:: YOUR OBJECTIVE ::
Reproduce the records below in full and word for word, excluding pictures.

:: Records from a data collection ::
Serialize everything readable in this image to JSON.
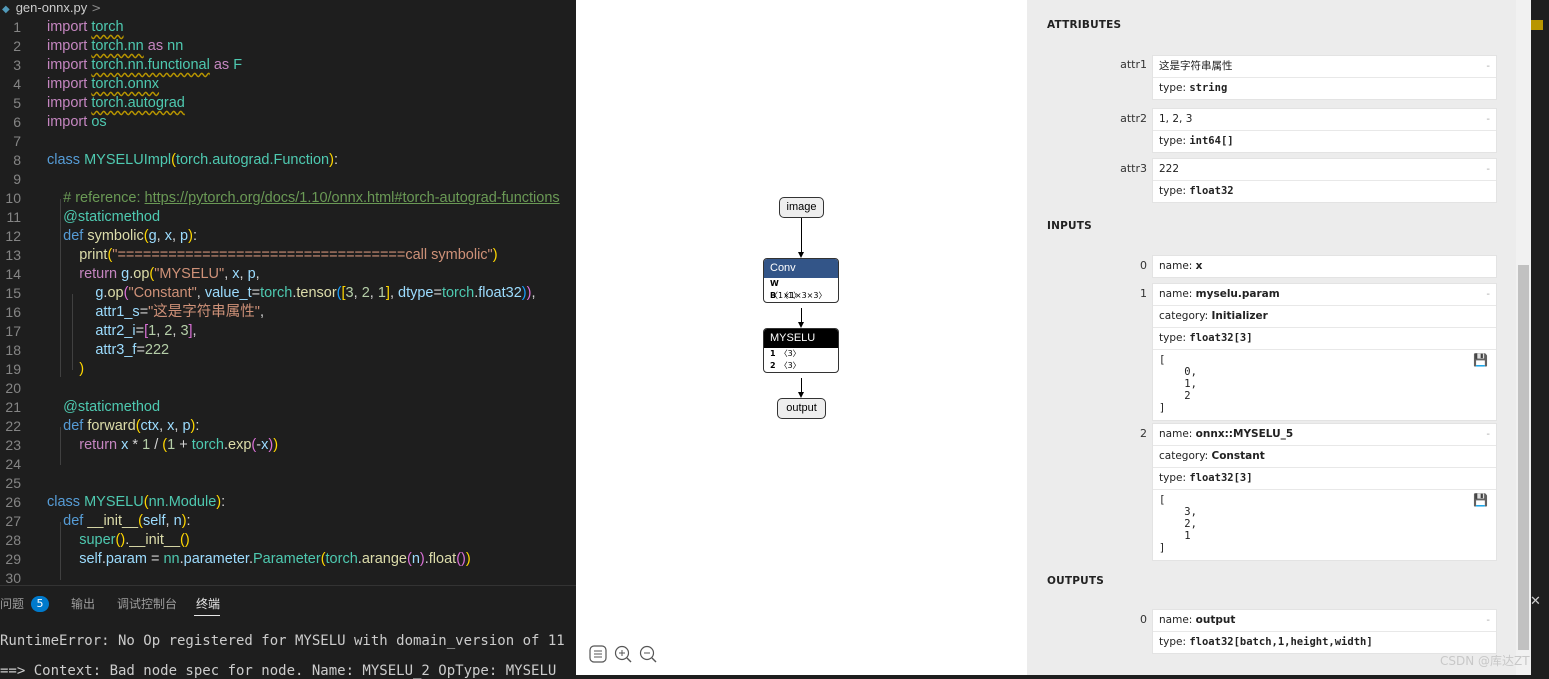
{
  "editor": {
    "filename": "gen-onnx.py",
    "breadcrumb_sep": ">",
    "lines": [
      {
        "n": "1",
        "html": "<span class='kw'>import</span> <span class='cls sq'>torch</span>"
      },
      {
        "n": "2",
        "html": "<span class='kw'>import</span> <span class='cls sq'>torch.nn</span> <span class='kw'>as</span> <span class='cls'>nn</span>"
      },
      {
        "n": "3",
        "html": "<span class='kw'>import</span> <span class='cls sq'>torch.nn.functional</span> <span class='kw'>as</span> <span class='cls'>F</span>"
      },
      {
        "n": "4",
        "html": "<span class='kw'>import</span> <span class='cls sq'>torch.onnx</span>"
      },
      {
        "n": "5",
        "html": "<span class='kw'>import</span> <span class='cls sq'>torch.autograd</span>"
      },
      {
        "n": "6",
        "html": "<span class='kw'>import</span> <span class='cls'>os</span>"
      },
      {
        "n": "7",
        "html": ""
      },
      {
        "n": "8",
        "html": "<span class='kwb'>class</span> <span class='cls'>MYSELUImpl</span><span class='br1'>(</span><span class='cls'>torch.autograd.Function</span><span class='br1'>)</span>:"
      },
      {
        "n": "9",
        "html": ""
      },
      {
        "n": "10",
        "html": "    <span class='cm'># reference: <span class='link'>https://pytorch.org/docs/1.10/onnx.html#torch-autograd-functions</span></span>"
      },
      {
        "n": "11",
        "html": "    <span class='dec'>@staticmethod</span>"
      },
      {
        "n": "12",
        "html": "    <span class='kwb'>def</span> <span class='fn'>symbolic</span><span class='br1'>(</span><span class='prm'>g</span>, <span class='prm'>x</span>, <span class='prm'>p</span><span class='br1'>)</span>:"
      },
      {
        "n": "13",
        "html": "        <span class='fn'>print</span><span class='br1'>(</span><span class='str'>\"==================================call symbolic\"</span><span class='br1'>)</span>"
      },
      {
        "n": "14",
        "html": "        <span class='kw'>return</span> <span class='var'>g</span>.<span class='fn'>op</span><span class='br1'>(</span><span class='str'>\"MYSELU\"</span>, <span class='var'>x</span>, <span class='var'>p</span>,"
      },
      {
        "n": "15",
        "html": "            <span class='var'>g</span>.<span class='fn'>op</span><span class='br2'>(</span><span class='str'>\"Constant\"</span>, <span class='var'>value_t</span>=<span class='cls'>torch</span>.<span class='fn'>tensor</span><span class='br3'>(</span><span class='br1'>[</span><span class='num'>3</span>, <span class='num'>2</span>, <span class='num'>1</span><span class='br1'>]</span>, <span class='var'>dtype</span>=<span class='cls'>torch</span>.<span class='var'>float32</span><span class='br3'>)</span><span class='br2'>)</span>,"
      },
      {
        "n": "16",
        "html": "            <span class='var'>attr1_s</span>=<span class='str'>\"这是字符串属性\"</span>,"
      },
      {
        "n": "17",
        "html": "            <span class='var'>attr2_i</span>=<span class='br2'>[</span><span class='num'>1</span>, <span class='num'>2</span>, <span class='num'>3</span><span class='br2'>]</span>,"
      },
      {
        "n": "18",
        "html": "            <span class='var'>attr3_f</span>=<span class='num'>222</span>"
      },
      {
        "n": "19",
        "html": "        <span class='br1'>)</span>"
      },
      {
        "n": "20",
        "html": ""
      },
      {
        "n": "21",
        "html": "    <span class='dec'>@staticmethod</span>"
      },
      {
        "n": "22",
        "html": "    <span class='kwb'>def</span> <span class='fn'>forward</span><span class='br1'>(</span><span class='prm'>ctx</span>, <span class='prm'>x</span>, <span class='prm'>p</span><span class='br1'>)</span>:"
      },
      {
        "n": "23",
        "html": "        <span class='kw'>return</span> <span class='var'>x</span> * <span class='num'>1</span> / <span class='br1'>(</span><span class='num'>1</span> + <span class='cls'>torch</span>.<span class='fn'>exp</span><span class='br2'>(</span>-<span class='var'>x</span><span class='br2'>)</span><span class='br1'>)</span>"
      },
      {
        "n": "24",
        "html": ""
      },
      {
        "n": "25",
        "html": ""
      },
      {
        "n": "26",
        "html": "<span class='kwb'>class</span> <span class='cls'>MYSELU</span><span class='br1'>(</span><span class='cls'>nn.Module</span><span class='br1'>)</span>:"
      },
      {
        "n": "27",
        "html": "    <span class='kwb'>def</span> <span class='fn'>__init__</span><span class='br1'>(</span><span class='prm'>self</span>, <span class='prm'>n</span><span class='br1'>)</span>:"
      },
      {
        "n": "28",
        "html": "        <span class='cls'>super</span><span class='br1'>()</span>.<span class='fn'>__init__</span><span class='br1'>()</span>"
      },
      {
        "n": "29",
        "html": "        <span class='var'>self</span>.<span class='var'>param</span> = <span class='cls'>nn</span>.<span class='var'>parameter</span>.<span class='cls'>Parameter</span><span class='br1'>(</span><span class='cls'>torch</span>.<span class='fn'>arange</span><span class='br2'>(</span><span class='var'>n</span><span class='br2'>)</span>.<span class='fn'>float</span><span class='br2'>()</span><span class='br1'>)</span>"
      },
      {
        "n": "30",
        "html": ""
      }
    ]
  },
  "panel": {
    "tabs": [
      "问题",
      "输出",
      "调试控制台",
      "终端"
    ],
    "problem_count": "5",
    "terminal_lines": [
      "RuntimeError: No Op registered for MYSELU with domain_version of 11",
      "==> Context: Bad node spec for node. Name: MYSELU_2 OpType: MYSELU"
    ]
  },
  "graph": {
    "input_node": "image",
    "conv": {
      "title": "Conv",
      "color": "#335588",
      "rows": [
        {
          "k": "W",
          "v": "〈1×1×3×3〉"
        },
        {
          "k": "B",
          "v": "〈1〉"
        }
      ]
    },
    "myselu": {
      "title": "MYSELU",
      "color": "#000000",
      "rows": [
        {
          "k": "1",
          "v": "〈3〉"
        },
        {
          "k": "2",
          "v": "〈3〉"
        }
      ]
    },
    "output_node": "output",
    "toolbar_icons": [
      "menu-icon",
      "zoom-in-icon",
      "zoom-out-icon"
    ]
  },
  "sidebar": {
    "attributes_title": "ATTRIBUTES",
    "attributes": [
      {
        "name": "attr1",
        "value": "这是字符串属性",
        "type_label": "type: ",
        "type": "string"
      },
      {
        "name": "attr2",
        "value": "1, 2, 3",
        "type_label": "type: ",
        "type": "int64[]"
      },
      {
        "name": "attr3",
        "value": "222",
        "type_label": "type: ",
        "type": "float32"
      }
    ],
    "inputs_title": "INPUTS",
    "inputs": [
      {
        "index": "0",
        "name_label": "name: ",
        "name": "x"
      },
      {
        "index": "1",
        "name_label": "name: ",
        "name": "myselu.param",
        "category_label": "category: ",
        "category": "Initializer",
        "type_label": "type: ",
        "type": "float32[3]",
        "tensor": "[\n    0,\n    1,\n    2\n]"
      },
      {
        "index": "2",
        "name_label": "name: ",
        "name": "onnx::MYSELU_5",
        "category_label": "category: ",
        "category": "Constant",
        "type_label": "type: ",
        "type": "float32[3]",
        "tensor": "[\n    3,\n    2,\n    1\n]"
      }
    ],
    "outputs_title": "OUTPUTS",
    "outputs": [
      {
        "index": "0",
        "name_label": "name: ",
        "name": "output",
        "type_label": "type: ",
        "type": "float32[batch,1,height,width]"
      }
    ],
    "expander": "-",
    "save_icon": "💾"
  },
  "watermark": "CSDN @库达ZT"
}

:: RESULT OF THIS EXERCISE ::
Serialize everything readable in this image to JSON.
{
  "editor": {
    "filename": "gen-onnx.py",
    "breadcrumb_sep": ">",
    "lines": [
      {
        "n": "1",
        "html": "<span class='kw'>import</span> <span class='cls sq'>torch</span>"
      },
      {
        "n": "2",
        "html": "<span class='kw'>import</span> <span class='cls sq'>torch.nn</span> <span class='kw'>as</span> <span class='cls'>nn</span>"
      },
      {
        "n": "3",
        "html": "<span class='kw'>import</span> <span class='cls sq'>torch.nn.functional</span> <span class='kw'>as</span> <span class='cls'>F</span>"
      },
      {
        "n": "4",
        "html": "<span class='kw'>import</span> <span class='cls sq'>torch.onnx</span>"
      },
      {
        "n": "5",
        "html": "<span class='kw'>import</span> <span class='cls sq'>torch.autograd</span>"
      },
      {
        "n": "6",
        "html": "<span class='kw'>import</span> <span class='cls'>os</span>"
      },
      {
        "n": "7",
        "html": ""
      },
      {
        "n": "8",
        "html": "<span class='kwb'>class</span> <span class='cls'>MYSELUImpl</span><span class='br1'>(</span><span class='cls'>torch.autograd.Function</span><span class='br1'>)</span>:"
      },
      {
        "n": "9",
        "html": ""
      },
      {
        "n": "10",
        "html": "    <span class='cm'># reference: <span class='link'>https://pytorch.org/docs/1.10/onnx.html#torch-autograd-functions</span></span>"
      },
      {
        "n": "11",
        "html": "    <span class='dec'>@staticmethod</span>"
      },
      {
        "n": "12",
        "html": "    <span class='kwb'>def</span> <span class='fn'>symbolic</span><span class='br1'>(</span><span class='prm'>g</span>, <span class='prm'>x</span>, <span class='prm'>p</span><span class='br1'>)</span>:"
      },
      {
        "n": "13",
        "html": "        <span class='fn'>print</span><span class='br1'>(</span><span class='str'>\"==================================call symbolic\"</span><span class='br1'>)</span>"
      },
      {
        "n": "14",
        "html": "        <span class='kw'>return</span> <span class='var'>g</span>.<span class='fn'>op</span><span class='br1'>(</span><span class='str'>\"MYSELU\"</span>, <span class='var'>x</span>, <span class='var'>p</span>,"
      },
      {
        "n": "15",
        "html": "            <span class='var'>g</span>.<span class='fn'>op</span><span class='br2'>(</span><span class='str'>\"Constant\"</span>, <span class='var'>value_t</span>=<span class='cls'>torch</span>.<span class='fn'>tensor</span><span class='br3'>(</span><span class='br1'>[</span><span class='num'>3</span>, <span class='num'>2</span>, <span class='num'>1</span><span class='br1'>]</span>, <span class='var'>dtype</span>=<span class='cls'>torch</span>.<span class='var'>float32</span><span class='br3'>)</span><span class='br2'>)</span>,"
      },
      {
        "n": "16",
        "html": "            <span class='var'>attr1_s</span>=<span class='str'>\"这是字符串属性\"</span>,"
      },
      {
        "n": "17",
        "html": "            <span class='var'>attr2_i</span>=<span class='br2'>[</span><span class='num'>1</span>, <span class='num'>2</span>, <span class='num'>3</span><span class='br2'>]</span>,"
      },
      {
        "n": "18",
        "html": "            <span class='var'>attr3_f</span>=<span class='num'>222</span>"
      },
      {
        "n": "19",
        "html": "        <span class='br1'>)</span>"
      },
      {
        "n": "20",
        "html": ""
      },
      {
        "n": "21",
        "html": "    <span class='dec'>@staticmethod</span>"
      },
      {
        "n": "22",
        "html": "    <span class='kwb'>def</span> <span class='fn'>forward</span><span class='br1'>(</span><span class='prm'>ctx</span>, <span class='prm'>x</span>, <span class='prm'>p</span><span class='br1'>)</span>:"
      },
      {
        "n": "23",
        "html": "        <span class='kw'>return</span> <span class='var'>x</span> * <span class='num'>1</span> / <span class='br1'>(</span><span class='num'>1</span> + <span class='cls'>torch</span>.<span class='fn'>exp</span><span class='br2'>(</span>-<span class='var'>x</span><span class='br2'>)</span><span class='br1'>)</span>"
      },
      {
        "n": "24",
        "html": ""
      },
      {
        "n": "25",
        "html": ""
      },
      {
        "n": "26",
        "html": "<span class='kwb'>class</span> <span class='cls'>MYSELU</span><span class='br1'>(</span><span class='cls'>nn.Module</span><span class='br1'>)</span>:"
      },
      {
        "n": "27",
        "html": "    <span class='kwb'>def</span> <span class='fn'>__init__</span><span class='br1'>(</span><span class='prm'>self</span>, <span class='prm'>n</span><span class='br1'>)</span>:"
      },
      {
        "n": "28",
        "html": "        <span class='cls'>super</span><span class='br1'>()</span>.<span class='fn'>__init__</span><span class='br1'>()</span>"
      },
      {
        "n": "29",
        "html": "        <span class='var'>self</span>.<span class='var'>param</span> = <span class='cls'>nn</span>.<span class='var'>parameter</span>.<span class='cls'>Parameter</span><span class='br1'>(</span><span class='cls'>torch</span>.<span class='fn'>arange</span><span class='br2'>(</span><span class='var'>n</span><span class='br2'>)</span>.<span class='fn'>float</span><span class='br2'>()</span><span class='br1'>)</span>"
      },
      {
        "n": "30",
        "html": ""
      }
    ]
  },
  "panel": {
    "tabs": [
      "问题",
      "输出",
      "调试控制台",
      "终端"
    ],
    "problem_count": "5",
    "terminal_lines": [
      "RuntimeError: No Op registered for MYSELU with domain_version of 11",
      "==> Context: Bad node spec for node. Name: MYSELU_2 OpType: MYSELU"
    ]
  },
  "graph": {
    "input_node": "image",
    "conv": {
      "title": "Conv",
      "color": "#335588",
      "rows": [
        {
          "k": "W",
          "v": "〈1×1×3×3〉"
        },
        {
          "k": "B",
          "v": "〈1〉"
        }
      ]
    },
    "myselu": {
      "title": "MYSELU",
      "color": "#000000",
      "rows": [
        {
          "k": "1",
          "v": "〈3〉"
        },
        {
          "k": "2",
          "v": "〈3〉"
        }
      ]
    },
    "output_node": "output",
    "toolbar_icons": [
      "menu-icon",
      "zoom-in-icon",
      "zoom-out-icon"
    ]
  },
  "sidebar": {
    "attributes_title": "ATTRIBUTES",
    "attributes": [
      {
        "name": "attr1",
        "value": "这是字符串属性",
        "type_label": "type: ",
        "type": "string"
      },
      {
        "name": "attr2",
        "value": "1, 2, 3",
        "type_label": "type: ",
        "type": "int64[]"
      },
      {
        "name": "attr3",
        "value": "222",
        "type_label": "type: ",
        "type": "float32"
      }
    ],
    "inputs_title": "INPUTS",
    "inputs": [
      {
        "index": "0",
        "name_label": "name: ",
        "name": "x"
      },
      {
        "index": "1",
        "name_label": "name: ",
        "name": "myselu.param",
        "category_label": "category: ",
        "category": "Initializer",
        "type_label": "type: ",
        "type": "float32[3]",
        "tensor": "[\n    0,\n    1,\n    2\n]"
      },
      {
        "index": "2",
        "name_label": "name: ",
        "name": "onnx::MYSELU_5",
        "category_label": "category: ",
        "category": "Constant",
        "type_label": "type: ",
        "type": "float32[3]",
        "tensor": "[\n    3,\n    2,\n    1\n]"
      }
    ],
    "outputs_title": "OUTPUTS",
    "outputs": [
      {
        "index": "0",
        "name_label": "name: ",
        "name": "output",
        "type_label": "type: ",
        "type": "float32[batch,1,height,width]"
      }
    ],
    "expander": "-",
    "save_icon": "💾"
  },
  "watermark": "CSDN @库达ZT"
}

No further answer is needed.